Output all of the entries below precisely as written.

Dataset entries
* Start *

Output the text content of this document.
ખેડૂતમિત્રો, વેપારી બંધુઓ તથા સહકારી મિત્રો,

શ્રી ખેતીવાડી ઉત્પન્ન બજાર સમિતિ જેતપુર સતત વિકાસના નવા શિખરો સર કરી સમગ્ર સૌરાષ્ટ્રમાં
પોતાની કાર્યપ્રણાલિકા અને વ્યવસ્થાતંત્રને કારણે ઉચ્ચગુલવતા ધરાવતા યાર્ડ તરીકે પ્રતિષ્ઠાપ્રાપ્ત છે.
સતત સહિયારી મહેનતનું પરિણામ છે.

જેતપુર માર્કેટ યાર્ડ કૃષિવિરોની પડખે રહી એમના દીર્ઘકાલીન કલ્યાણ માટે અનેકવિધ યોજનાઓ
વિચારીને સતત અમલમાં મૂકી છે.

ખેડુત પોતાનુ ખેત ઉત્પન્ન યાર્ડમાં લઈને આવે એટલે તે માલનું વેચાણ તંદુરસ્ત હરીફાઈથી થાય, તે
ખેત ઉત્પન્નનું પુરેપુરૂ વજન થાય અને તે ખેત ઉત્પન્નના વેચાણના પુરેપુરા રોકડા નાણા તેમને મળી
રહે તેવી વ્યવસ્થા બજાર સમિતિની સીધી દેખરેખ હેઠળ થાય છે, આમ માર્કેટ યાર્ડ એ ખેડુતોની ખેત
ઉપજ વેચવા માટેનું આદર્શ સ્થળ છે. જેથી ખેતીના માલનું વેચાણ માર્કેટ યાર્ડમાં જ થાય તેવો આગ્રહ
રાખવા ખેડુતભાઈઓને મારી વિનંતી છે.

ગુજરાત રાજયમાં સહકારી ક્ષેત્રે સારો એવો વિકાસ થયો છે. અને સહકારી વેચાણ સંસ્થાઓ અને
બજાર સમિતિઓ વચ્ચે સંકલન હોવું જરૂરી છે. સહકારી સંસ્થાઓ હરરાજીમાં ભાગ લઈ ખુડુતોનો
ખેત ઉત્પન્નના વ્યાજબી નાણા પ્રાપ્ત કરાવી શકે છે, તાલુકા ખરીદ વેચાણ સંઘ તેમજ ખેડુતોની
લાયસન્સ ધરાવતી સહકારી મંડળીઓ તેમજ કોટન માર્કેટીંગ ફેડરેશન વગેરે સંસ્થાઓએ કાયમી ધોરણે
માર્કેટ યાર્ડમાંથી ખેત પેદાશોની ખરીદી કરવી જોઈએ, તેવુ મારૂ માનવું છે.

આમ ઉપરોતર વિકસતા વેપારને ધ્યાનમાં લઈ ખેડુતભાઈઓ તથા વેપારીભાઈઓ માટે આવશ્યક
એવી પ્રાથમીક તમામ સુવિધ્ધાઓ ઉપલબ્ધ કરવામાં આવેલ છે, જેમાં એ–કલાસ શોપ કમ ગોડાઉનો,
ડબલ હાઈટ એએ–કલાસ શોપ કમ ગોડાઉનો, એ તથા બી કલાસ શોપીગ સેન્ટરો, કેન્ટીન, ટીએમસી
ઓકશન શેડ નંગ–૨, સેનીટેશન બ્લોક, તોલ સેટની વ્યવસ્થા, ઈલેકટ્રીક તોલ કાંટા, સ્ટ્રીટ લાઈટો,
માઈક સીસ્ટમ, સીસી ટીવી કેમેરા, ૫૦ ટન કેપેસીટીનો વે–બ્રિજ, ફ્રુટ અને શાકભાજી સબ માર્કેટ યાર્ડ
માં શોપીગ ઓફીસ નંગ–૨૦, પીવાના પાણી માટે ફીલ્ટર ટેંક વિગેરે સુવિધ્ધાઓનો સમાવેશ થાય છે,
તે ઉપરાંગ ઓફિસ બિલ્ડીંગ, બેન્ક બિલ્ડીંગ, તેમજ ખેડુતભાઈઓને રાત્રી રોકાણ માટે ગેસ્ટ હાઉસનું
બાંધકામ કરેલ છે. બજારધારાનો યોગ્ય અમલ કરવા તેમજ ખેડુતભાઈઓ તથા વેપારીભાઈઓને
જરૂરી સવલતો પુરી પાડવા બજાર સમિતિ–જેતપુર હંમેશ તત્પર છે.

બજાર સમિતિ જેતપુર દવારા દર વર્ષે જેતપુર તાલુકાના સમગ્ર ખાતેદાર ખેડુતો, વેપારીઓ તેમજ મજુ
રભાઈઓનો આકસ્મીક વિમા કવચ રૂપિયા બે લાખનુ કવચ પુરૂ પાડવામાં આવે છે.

* End *

- **TASK OUTPUT**
Output the text content of this document.
ખેડૂતમિત્રો, વેપારી બંધુઓ તથા સહકારી મિત્રો,

શ્રી ખેતીવાડી ઉત્પન્ન બજાર સમિતિ જેતપુર સતત વિકાસના નવા શિખરો સર કરી સમગ્ર સૌરાષ્ટ્રમાં
પોતાની કાર્યપ્રણાલિકા અને વ્યવસ્થાતંત્રને કારણે ઉચ્ચગુલવતા ધરાવતા યાર્ડ તરીકે પ્રતિષ્ઠાપ્રાપ્ત છે.
સતત સહિયારી મહેનતનું પરિણામ છે.

જેતપુર માર્કેટ યાર્ડ કૃષિવિરોની પડખે રહી એમના દીર્ઘકાલીન કલ્યાણ માટે અનેકવિધ યોજનાઓ
વિચારીને સતત અમલમાં મૂકી છે.

ખેડુત પોતાનુ ખેત ઉત્પન્ન યાર્ડમાં લઈને આવે એટલે તે માલનું વેચાણ તંદુરસ્ત હરીફાઈથી થાય, તે
ખેત ઉત્પન્નનું પુરેપુરૂ વજન થાય અને તે ખેત ઉત્પન્નના વેચાણના પુરેપુરા રોકડા નાણા તેમને મળી
રહે તેવી વ્યવસ્થા બજાર સમિતિની સીધી દેખરેખ હેઠળ થાય છે, આમ માર્કેટ યાર્ડ એ ખેડુતોની ખેત
ઉપજ વેચવા માટેનું આદર્શ સ્થળ છે. જેથી ખેતીના માલનું વેચાણ માર્કેટ યાર્ડમાં જ થાય તેવો આગ્રહ
રાખવા ખેડુતભાઈઓને મારી વિનંતી છે.

ગુજરાત રાજયમાં સહકારી ક્ષેત્રે સારો એવો વિકાસ થયો છે. અને સહકારી વેચાણ સંસ્થાઓ અને
બજાર સમિતિઓ વચ્ચે સંકલન હોવું જરૂરી છે. સહકારી સંસ્થાઓ હરરાજીમાં ભાગ લઈ ખુડુતોનો
ખેત ઉત્પન્નના વ્યાજબી નાણા પ્રાપ્ત કરાવી શકે છે, તાલુકા ખરીદ વેચાણ સંઘ તેમજ ખેડુતોની
લાયસન્સ ધરાવતી સહકારી મંડળીઓ તેમજ કોટન માર્કેટીંગ ફેડરેશન વગેરે સંસ્થાઓએ કાયમી ધોરણે
માર્કેટ યાર્ડમાંથી ખેત પેદાશોની ખરીદી કરવી જોઈએ, તેવુ મારૂ માનવું છે.

આમ ઉપરોતર વિકસતા વેપારને ધ્યાનમાં લઈ ખેડુતભાઈઓ તથા વેપારીભાઈઓ માટે આવશ્યક
એવી પ્રાથમીક તમામ સુવિધ્ધાઓ ઉપલબ્ધ કરવામાં આવેલ છે, જેમાં એ–કલાસ શોપ કમ ગોડાઉનો,
ડબલ હાઈટ એએ–કલાસ શોપ કમ ગોડાઉનો, એ તથા બી કલાસ શોપીગ સેન્ટરો, કેન્ટીન, ટીએમસી
ઓકશન શેડ નંગ–૨, સેનીટેશન બ્લોક, તોલ સેટની વ્યવસ્થા, ઈલેકટ્રીક તોલ કાંટા, સ્ટ્રીટ લાઈટો,
માઈક સીસ્ટમ, સીસી ટીવી કેમેરા, ૫૦ ટન કેપેસીટીનો વે–બ્રિજ, ફ્રુટ અને શાકભાજી સબ માર્કેટ યાર્ડ
માં શોપીગ ઓફીસ નંગ–૨૦, પીવાના પાણી માટે ફીલ્ટર ટેંક વિગેરે સુવિધ્ધાઓનો સમાવેશ થાય છે,
તે ઉપરાંગ ઓફિસ બિલ્ડીંગ, બેન્ક બિલ્ડીંગ, તેમજ ખેડુતભાઈઓને રાત્રી રોકાણ માટે ગેસ્ટ હાઉસનું
બાંધકામ કરેલ છે. બજારધારાનો યોગ્ય અમલ કરવા તેમજ ખેડુતભાઈઓ તથા વેપારીભાઈઓને
જરૂરી સવલતો પુરી પાડવા બજાર સમિતિ–જેતપુર હંમેશ તત્પર છે.

બજાર સમિતિ જેતપુર દવારા દર વર્ષે જેતપુર તાલુકાના સમગ્ર ખાતેદાર ખેડુતો, વેપારીઓ તેમજ મજુ
રભાઈઓનો આકસ્મીક વિમા કવચ રૂપિયા બે લાખનુ કવચ પુરૂ પાડવામાં આવે છે.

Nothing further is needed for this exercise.